• _Task objective_:
Show each line that has the string "يأتي" in it.

Saved entries
===============

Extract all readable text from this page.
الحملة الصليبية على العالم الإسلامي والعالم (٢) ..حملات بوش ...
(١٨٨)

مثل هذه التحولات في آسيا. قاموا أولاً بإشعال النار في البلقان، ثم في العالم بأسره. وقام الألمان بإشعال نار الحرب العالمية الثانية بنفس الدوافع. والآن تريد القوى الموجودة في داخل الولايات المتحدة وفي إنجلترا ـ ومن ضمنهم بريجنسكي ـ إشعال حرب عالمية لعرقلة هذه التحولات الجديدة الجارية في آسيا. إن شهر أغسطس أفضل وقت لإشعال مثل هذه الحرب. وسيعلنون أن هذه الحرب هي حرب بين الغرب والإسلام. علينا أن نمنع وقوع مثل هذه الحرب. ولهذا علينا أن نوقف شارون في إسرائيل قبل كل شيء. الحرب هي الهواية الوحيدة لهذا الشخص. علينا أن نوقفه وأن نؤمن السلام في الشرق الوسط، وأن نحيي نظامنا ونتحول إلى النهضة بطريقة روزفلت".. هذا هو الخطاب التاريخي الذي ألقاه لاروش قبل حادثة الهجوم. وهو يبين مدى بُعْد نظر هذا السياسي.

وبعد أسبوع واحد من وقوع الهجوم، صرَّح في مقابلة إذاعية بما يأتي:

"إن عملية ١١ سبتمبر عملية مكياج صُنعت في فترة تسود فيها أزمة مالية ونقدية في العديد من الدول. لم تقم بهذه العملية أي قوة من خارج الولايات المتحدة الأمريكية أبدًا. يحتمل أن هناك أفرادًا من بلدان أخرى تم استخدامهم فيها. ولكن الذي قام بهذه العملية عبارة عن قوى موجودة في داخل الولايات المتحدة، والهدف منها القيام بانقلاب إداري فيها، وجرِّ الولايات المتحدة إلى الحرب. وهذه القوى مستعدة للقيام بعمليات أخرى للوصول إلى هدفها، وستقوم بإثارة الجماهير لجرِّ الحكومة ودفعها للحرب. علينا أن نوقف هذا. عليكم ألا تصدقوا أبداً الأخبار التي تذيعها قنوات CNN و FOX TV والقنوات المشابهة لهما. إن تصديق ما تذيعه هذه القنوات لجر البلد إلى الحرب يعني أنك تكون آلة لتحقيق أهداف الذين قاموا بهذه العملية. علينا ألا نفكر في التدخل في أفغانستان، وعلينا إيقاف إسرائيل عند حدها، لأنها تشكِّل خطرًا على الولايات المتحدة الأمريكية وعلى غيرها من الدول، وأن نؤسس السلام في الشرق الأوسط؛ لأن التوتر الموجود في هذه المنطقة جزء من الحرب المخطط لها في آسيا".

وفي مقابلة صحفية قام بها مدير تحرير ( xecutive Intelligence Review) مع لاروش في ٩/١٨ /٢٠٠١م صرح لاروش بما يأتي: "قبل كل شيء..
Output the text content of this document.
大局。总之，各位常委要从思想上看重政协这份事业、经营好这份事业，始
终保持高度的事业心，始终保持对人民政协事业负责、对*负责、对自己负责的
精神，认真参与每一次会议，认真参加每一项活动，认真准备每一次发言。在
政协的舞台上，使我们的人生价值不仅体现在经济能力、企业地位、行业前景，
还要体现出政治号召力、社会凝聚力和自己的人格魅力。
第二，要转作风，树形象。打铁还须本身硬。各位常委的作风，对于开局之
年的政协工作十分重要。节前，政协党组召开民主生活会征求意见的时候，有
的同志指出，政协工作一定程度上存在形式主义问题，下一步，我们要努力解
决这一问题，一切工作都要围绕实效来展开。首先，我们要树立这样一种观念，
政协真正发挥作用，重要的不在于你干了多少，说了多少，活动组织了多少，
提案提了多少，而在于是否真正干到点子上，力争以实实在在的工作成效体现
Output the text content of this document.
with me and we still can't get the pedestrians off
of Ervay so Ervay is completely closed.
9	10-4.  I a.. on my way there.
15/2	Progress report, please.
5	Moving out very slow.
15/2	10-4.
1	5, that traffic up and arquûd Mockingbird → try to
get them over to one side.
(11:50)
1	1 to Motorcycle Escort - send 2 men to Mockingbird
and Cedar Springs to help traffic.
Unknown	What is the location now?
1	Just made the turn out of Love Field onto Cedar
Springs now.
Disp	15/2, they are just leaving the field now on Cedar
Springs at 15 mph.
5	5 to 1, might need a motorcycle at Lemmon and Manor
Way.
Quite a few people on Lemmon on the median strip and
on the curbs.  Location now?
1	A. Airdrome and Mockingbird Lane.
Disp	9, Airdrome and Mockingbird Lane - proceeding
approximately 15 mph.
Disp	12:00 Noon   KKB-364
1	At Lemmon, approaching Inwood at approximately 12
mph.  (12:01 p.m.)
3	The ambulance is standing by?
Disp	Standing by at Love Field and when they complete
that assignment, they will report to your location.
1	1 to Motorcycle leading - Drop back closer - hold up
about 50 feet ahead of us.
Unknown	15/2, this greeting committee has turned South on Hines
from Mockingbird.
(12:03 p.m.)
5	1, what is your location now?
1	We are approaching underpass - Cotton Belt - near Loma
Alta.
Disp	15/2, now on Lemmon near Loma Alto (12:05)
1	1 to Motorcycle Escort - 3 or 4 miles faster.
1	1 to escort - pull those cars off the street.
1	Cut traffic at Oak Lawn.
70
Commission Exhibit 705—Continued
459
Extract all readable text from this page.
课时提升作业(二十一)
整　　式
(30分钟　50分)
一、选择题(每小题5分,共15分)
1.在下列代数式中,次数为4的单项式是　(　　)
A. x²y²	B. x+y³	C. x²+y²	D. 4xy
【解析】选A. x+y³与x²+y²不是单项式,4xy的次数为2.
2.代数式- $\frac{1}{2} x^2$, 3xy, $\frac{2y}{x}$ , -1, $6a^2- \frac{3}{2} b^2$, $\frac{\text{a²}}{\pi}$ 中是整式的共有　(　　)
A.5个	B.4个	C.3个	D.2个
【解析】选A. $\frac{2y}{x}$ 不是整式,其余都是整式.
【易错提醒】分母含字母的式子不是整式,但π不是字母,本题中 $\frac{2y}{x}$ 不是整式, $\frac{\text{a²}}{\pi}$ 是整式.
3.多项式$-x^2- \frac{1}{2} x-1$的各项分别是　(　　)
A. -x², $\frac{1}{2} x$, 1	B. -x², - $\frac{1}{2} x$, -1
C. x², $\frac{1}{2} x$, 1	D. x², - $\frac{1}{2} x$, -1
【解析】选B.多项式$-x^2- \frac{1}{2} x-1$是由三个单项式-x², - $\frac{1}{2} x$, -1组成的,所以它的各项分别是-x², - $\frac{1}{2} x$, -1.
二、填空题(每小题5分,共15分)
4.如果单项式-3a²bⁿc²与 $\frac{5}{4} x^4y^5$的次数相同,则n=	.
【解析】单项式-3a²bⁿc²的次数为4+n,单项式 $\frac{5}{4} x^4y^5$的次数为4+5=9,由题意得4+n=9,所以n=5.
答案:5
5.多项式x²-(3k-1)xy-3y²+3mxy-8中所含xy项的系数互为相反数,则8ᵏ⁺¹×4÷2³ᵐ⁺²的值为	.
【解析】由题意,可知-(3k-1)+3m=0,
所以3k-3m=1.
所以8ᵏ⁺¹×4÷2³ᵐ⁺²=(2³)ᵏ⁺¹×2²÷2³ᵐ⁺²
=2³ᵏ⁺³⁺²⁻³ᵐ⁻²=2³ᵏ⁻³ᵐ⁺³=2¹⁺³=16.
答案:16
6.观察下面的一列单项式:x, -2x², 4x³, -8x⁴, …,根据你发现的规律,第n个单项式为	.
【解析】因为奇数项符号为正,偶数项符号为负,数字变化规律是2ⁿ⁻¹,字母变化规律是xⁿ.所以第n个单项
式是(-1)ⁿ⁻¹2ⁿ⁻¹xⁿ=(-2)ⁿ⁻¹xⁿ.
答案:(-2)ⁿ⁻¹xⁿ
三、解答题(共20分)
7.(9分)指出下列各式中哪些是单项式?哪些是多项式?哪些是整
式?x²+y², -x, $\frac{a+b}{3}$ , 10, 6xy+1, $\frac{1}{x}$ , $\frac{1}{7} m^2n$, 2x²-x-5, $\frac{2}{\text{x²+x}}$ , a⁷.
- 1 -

===============

• _The solution_:
وبعد أسبوع واحد من وقوع الهجوم، صرَّح في مقابلة إذاعية بما يأتي:
وفي مقابلة صحفية قام بها مدير تحرير ( xecutive Intelligence Review) مع لاروش في ٩/١٨ /٢٠٠١م صرح لاروش بما يأتي: "قبل كل شيء..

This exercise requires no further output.